> What you should do: Reproduce the items below, switching every "legend-swatch" to "legend-marker" and leaving everything else unchanged.

> Dataset rows:
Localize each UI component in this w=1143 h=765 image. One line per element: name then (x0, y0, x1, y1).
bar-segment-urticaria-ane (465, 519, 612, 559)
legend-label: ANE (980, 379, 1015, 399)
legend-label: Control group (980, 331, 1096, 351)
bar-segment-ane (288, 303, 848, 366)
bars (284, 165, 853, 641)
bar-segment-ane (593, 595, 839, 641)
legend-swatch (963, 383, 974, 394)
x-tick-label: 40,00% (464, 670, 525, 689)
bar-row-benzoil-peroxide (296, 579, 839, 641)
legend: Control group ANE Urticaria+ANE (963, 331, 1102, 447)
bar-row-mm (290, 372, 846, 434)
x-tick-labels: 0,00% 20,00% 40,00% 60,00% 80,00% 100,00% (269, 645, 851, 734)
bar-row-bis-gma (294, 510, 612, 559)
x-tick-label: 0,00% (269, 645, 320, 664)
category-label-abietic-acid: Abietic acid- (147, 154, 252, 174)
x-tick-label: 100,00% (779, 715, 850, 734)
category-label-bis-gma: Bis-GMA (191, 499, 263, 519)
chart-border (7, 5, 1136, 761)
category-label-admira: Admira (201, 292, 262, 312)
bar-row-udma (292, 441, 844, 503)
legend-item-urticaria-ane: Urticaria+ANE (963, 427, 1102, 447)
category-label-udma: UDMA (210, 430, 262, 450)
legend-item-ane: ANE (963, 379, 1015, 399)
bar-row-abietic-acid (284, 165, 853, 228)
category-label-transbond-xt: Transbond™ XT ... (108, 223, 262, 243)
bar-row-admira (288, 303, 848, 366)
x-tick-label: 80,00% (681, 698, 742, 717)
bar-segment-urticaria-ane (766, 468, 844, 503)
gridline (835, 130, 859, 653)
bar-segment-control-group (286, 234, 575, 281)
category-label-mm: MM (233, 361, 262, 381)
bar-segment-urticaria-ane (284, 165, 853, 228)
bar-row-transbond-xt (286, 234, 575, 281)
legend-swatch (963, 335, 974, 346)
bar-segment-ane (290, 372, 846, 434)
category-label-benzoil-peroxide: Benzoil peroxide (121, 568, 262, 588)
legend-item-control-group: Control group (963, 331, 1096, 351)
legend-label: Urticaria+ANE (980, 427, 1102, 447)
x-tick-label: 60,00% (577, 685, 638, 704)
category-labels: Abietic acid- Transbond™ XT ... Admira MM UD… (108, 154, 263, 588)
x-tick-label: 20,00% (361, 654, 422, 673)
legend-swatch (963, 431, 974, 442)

> Reply:
Localize each UI component in this w=1143 h=765 image. One line per element: name then (x0, y0, x1, y1).
bar-segment-urticaria-ane (465, 519, 612, 559)
legend-label: ANE (980, 379, 1015, 399)
legend-label: Control group (980, 331, 1096, 351)
bar-segment-ane (288, 303, 848, 366)
bars (284, 165, 853, 641)
bar-segment-ane (593, 595, 839, 641)
legend-marker (963, 383, 974, 394)
x-tick-label: 40,00% (464, 670, 525, 689)
bar-row-benzoil-peroxide (296, 579, 839, 641)
legend: Control group ANE Urticaria+ANE (963, 331, 1102, 447)
bar-row-mm (290, 372, 846, 434)
x-tick-labels: 0,00% 20,00% 40,00% 60,00% 80,00% 100,00% (269, 645, 851, 734)
bar-row-bis-gma (294, 510, 612, 559)
x-tick-label: 0,00% (269, 645, 320, 664)
category-label-abietic-acid: Abietic acid- (147, 154, 252, 174)
x-tick-label: 100,00% (779, 715, 850, 734)
category-label-bis-gma: Bis-GMA (191, 499, 263, 519)
chart-border (7, 5, 1136, 761)
category-label-admira: Admira (201, 292, 262, 312)
bar-row-udma (292, 441, 844, 503)
legend-item-urticaria-ane: Urticaria+ANE (963, 427, 1102, 447)
category-label-udma: UDMA (210, 430, 262, 450)
legend-item-ane: ANE (963, 379, 1015, 399)
bar-row-abietic-acid (284, 165, 853, 228)
category-label-transbond-xt: Transbond™ XT ... (108, 223, 262, 243)
bar-row-admira (288, 303, 848, 366)
x-tick-label: 80,00% (681, 698, 742, 717)
bar-segment-urticaria-ane (766, 468, 844, 503)
gridline (835, 130, 859, 653)
bar-segment-control-group (286, 234, 575, 281)
category-label-mm: MM (233, 361, 262, 381)
bar-segment-urticaria-ane (284, 165, 853, 228)
bar-row-transbond-xt (286, 234, 575, 281)
legend-marker (963, 335, 974, 346)
bar-segment-ane (290, 372, 846, 434)
category-label-benzoil-peroxide: Benzoil peroxide (121, 568, 262, 588)
legend-item-control-group: Control group (963, 331, 1096, 351)
legend-label: Urticaria+ANE (980, 427, 1102, 447)
x-tick-label: 60,00% (577, 685, 638, 704)
category-labels: Abietic acid- Transbond™ XT ... Admira MM UD… (108, 154, 263, 588)
x-tick-label: 20,00% (361, 654, 422, 673)
legend-marker (963, 431, 974, 442)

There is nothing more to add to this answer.